● **Exercise task**
List every line below containing "acétate".

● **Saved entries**

>>

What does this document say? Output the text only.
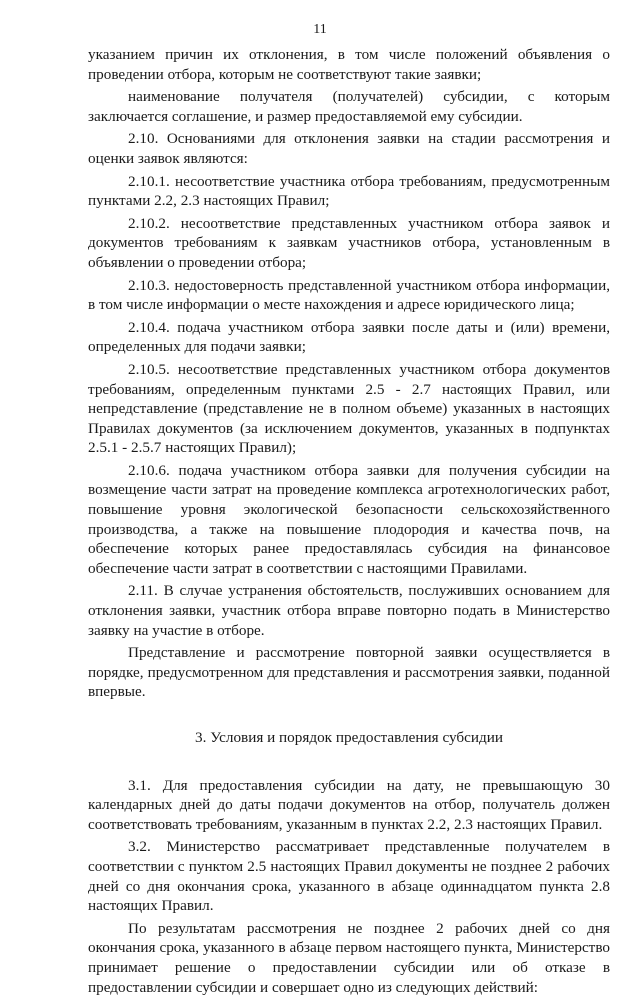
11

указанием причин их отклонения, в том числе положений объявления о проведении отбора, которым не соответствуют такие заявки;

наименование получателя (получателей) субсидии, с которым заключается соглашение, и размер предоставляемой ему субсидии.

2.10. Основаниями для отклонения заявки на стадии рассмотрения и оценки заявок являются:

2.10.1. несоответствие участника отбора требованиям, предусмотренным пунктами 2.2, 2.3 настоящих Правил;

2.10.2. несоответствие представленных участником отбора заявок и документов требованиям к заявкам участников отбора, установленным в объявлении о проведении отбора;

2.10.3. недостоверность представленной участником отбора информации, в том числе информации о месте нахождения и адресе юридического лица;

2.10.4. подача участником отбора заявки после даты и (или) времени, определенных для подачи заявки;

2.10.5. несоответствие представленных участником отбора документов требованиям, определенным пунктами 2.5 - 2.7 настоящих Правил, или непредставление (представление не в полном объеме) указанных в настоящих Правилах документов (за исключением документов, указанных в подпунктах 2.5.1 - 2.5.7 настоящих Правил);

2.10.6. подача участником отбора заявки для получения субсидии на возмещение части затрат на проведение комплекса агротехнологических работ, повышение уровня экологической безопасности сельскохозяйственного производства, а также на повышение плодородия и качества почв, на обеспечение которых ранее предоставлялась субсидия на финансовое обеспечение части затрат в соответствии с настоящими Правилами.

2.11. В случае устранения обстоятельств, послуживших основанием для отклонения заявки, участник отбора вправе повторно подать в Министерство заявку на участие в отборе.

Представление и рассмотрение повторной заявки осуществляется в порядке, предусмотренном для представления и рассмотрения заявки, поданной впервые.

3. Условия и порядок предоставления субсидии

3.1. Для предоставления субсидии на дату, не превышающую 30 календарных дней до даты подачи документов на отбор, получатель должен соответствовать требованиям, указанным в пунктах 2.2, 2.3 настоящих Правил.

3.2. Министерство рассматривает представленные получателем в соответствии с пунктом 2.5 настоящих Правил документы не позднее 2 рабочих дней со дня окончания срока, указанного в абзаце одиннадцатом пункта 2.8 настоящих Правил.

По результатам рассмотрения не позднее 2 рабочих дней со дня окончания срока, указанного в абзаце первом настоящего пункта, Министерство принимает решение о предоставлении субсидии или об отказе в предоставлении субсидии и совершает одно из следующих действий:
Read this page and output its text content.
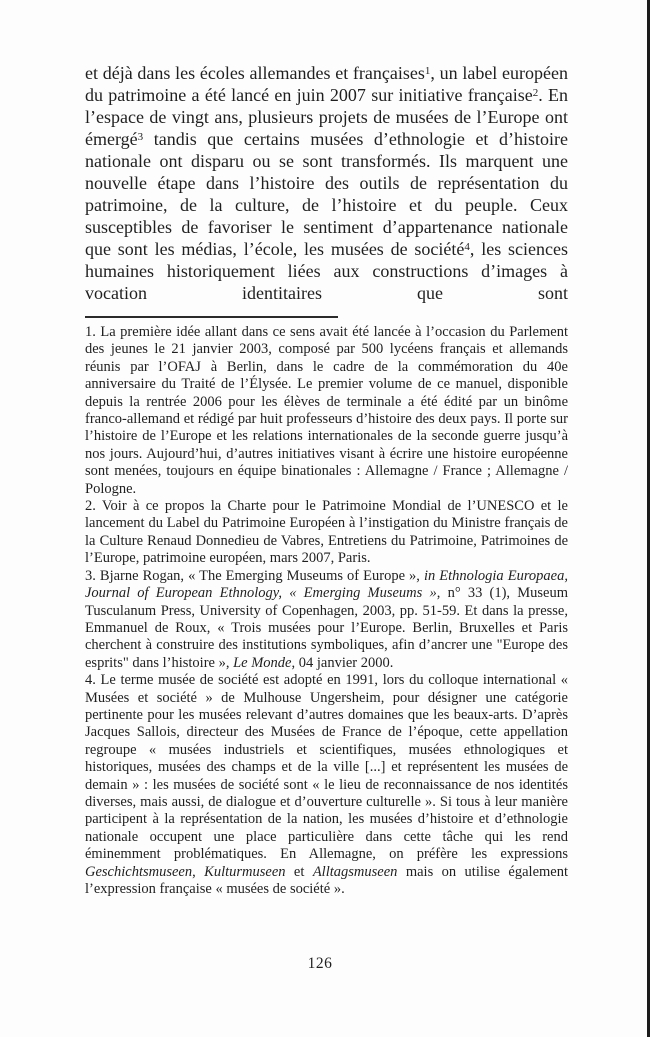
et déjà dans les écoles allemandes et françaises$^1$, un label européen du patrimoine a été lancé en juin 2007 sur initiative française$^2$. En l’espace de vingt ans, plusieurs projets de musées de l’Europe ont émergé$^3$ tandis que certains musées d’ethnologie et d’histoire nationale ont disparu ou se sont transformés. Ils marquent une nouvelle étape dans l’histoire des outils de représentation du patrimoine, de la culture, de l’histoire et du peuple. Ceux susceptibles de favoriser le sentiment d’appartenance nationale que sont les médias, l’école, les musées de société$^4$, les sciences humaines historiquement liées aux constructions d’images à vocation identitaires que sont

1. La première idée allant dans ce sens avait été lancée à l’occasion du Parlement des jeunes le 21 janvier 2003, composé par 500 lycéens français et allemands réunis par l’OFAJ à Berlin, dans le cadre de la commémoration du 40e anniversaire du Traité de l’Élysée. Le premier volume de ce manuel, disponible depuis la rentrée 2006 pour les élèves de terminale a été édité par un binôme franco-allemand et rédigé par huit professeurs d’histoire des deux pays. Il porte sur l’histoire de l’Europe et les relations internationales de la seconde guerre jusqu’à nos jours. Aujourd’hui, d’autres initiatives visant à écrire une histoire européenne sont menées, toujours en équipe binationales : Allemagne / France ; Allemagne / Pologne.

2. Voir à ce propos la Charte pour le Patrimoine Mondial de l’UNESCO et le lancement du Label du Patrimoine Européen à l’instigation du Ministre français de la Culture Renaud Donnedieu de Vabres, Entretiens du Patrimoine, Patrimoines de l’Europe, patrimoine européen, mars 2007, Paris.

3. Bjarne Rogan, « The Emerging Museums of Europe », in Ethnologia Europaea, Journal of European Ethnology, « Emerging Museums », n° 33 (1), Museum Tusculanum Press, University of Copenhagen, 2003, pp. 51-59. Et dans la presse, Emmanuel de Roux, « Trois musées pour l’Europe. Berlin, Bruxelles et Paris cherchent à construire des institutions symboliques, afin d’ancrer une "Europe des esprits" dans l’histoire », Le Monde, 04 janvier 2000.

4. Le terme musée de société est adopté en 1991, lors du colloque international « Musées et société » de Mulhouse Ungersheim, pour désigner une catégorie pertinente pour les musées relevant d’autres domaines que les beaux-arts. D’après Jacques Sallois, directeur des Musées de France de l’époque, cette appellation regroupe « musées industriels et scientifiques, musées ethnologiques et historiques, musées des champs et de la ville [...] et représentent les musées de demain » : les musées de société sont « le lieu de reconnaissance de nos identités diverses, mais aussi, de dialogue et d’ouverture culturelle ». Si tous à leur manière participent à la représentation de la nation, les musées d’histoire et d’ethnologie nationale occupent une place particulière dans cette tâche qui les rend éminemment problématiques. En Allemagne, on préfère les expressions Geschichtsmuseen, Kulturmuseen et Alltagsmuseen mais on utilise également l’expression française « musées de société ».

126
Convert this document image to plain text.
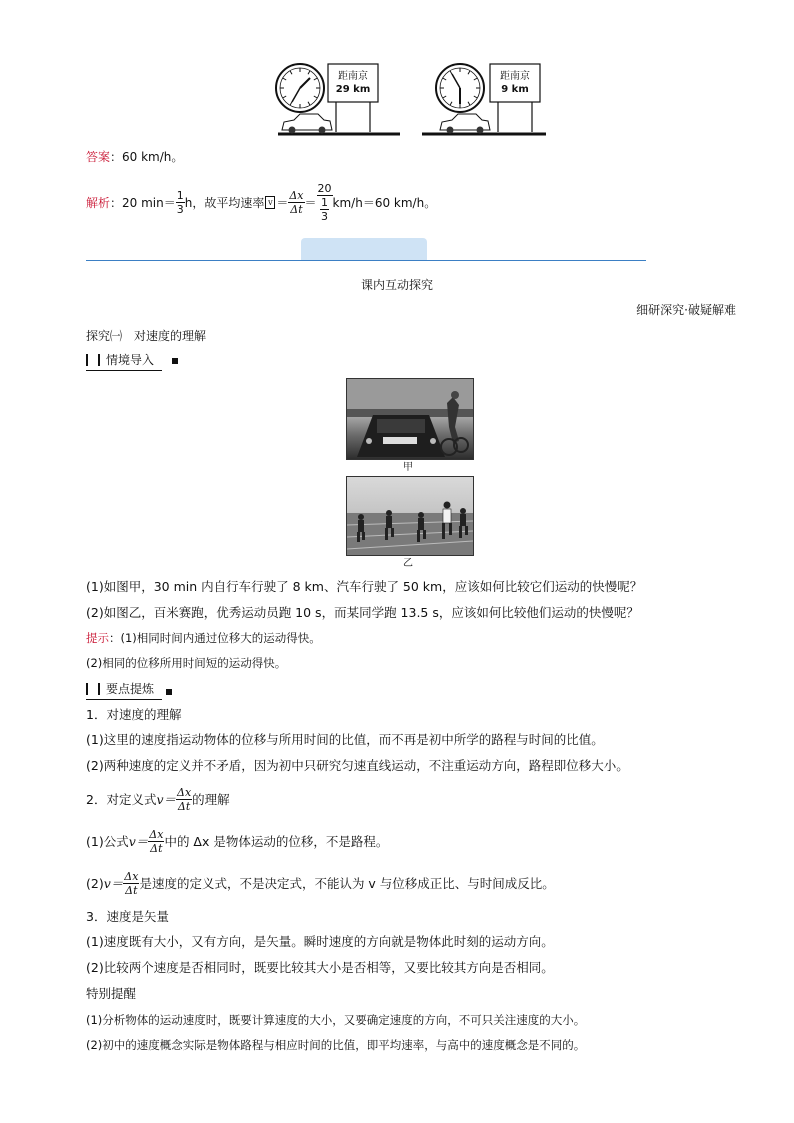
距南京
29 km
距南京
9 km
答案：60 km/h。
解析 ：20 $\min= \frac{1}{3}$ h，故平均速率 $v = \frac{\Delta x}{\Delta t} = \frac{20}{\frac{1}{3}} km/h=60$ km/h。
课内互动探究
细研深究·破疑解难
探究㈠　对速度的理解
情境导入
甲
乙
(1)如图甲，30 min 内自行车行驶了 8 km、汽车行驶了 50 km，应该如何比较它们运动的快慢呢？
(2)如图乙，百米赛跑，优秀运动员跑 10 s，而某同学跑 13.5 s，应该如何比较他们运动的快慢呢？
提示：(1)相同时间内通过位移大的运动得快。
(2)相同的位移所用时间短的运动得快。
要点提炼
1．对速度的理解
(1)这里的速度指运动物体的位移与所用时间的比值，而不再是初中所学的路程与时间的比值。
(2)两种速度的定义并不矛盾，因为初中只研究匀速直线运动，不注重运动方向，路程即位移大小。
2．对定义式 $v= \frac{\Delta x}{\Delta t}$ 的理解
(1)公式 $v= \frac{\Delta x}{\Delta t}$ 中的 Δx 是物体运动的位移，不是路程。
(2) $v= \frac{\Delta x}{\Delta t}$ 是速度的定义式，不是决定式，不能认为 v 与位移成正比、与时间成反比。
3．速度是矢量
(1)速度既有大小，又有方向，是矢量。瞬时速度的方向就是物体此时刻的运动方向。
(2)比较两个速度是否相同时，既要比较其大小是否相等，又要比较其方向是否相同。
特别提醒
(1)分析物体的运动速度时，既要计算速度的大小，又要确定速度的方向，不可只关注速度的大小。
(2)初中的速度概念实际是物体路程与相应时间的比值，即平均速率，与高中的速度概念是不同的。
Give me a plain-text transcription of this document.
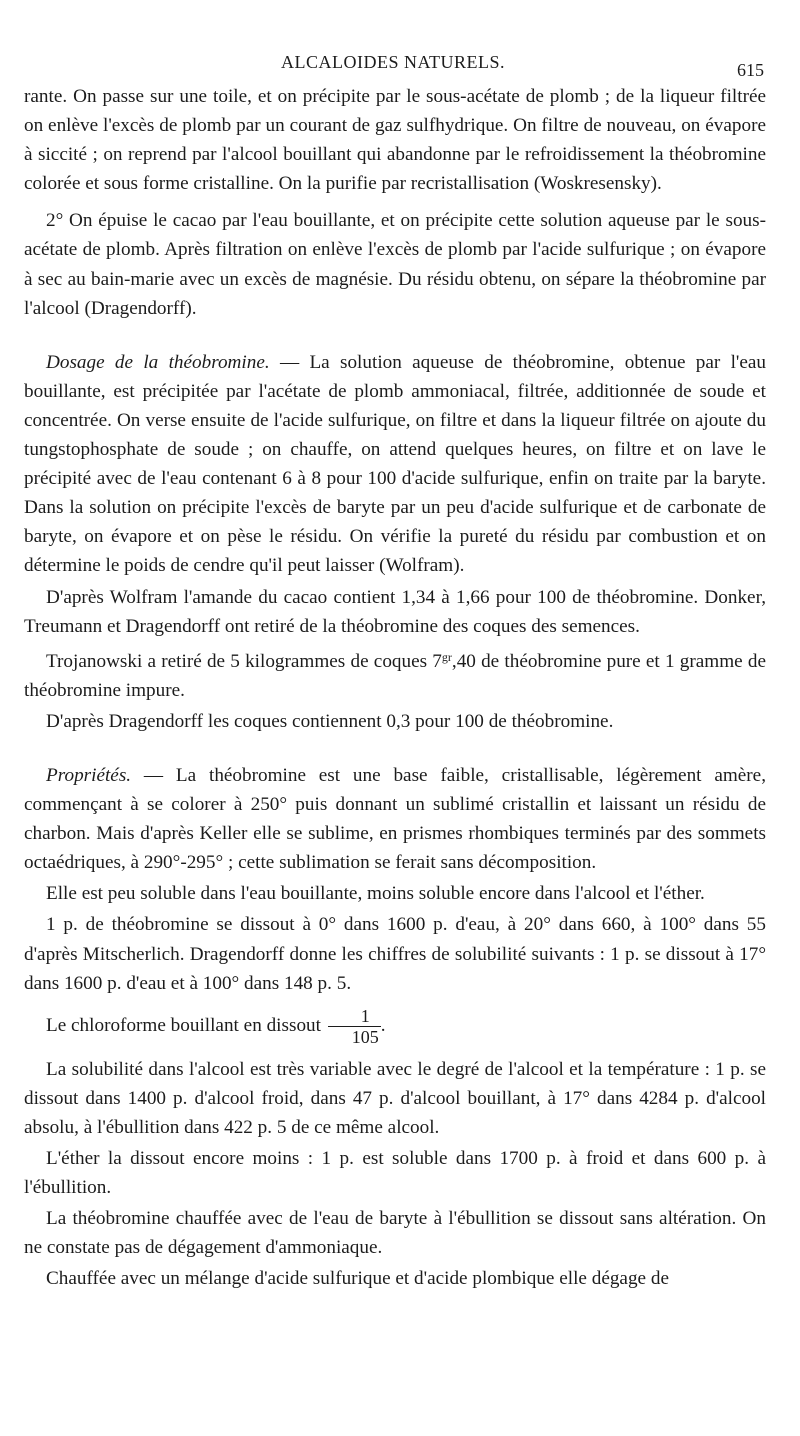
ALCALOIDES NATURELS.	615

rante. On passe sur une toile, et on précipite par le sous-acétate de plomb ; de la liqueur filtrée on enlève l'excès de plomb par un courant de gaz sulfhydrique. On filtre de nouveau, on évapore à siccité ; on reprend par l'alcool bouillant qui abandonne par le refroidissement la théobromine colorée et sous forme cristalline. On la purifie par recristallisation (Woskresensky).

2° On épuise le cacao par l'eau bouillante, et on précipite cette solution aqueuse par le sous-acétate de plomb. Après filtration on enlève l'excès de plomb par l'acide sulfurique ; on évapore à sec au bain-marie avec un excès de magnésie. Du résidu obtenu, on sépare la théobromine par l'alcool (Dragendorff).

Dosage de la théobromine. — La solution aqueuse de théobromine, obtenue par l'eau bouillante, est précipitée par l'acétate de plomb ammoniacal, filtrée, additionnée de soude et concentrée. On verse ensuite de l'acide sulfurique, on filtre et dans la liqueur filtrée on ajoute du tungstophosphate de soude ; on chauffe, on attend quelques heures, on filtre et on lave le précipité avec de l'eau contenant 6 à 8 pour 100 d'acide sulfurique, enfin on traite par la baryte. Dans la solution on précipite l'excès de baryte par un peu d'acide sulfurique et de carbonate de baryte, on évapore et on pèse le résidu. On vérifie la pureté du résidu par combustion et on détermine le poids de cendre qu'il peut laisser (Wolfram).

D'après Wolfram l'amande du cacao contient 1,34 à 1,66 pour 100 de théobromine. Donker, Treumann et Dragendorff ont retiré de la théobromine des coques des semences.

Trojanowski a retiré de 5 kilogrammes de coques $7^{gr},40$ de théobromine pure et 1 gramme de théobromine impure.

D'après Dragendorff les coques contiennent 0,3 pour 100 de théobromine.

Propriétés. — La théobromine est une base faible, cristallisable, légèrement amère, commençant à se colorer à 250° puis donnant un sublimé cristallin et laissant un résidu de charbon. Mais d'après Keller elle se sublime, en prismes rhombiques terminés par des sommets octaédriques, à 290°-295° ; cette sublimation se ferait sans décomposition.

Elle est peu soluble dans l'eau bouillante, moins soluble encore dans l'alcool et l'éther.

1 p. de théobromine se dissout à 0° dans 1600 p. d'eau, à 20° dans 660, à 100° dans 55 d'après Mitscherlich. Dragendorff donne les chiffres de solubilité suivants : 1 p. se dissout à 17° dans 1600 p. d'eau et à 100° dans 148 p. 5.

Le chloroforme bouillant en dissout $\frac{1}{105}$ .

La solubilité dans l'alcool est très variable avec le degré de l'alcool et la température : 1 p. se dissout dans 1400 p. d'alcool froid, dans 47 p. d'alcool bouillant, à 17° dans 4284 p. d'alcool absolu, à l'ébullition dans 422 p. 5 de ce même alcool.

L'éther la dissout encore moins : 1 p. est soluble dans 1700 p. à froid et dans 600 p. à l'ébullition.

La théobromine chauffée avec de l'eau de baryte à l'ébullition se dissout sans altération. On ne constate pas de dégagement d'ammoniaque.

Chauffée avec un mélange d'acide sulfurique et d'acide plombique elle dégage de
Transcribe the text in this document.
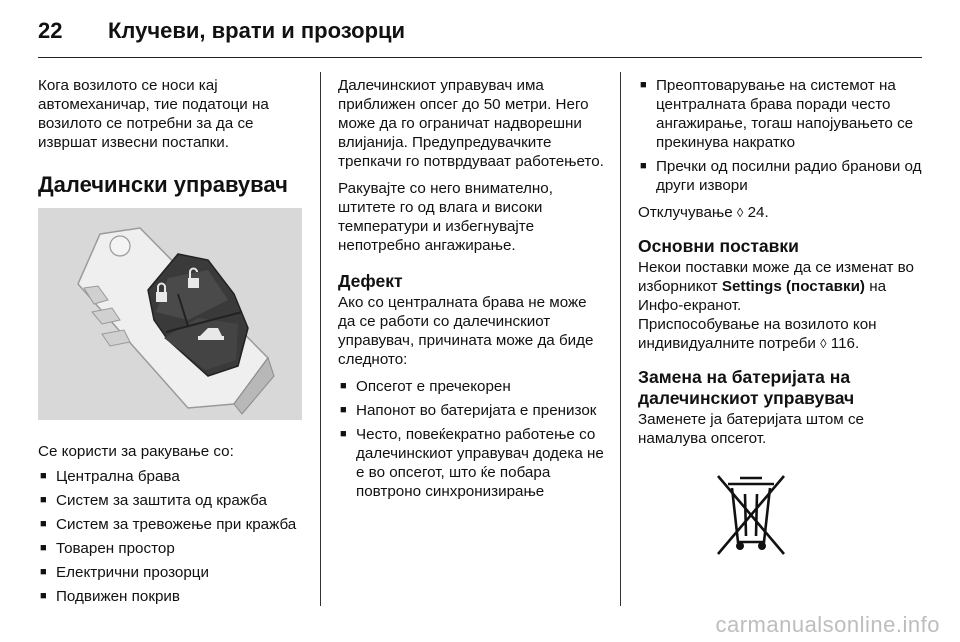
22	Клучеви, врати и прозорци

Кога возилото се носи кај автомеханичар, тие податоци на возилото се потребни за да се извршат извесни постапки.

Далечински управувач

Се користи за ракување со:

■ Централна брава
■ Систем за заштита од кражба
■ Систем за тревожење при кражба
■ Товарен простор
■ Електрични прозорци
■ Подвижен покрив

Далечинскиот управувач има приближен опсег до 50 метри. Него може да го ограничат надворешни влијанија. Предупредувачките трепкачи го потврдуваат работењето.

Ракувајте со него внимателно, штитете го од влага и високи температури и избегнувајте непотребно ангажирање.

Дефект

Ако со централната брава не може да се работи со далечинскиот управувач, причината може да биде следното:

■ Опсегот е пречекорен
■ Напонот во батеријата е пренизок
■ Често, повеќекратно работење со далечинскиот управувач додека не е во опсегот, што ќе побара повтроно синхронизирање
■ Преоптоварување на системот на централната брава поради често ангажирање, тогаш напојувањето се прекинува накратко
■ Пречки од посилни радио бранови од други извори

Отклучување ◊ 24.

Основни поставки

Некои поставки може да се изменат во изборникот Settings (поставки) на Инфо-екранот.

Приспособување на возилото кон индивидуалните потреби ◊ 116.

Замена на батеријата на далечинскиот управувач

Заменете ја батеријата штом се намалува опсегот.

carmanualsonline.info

<<

● **Answer to the task**
rante. On passe sur une toile, et on précipite par le sous-acétate de plomb ; de la liqueur filtrée on enlève l'excès de plomb par un courant de gaz sulfhydrique. On filtre de nouveau, on évapore à siccité ; on reprend par l'alcool bouillant qui abandonne par le refroidissement la théobromine colorée et sous forme cristalline. On la purifie par recristallisation (Woskresensky).
2° On épuise le cacao par l'eau bouillante, et on précipite cette solution aqueuse par le sous-acétate de plomb. Après filtration on enlève l'excès de plomb par l'acide sulfurique ; on évapore à sec au bain-marie avec un excès de magnésie. Du résidu obtenu, on sépare la théobromine par l'alcool (Dragendorff).
Dosage de la théobromine. — La solution aqueuse de théobromine, obtenue par l'eau bouillante, est précipitée par l'acétate de plomb ammoniacal, filtrée, additionnée de soude et concentrée. On verse ensuite de l'acide sulfurique, on filtre et dans la liqueur filtrée on ajoute du tungstophosphate de soude ; on chauffe, on attend quelques heures, on filtre et on lave le précipité avec de l'eau contenant 6 à 8 pour 100 d'acide sulfurique, enfin on traite par la baryte. Dans la solution on précipite l'excès de baryte par un peu d'acide sulfurique et de carbonate de baryte, on évapore et on pèse le résidu. On vérifie la pureté du résidu par combustion et on détermine le poids de cendre qu'il peut laisser (Wolfram).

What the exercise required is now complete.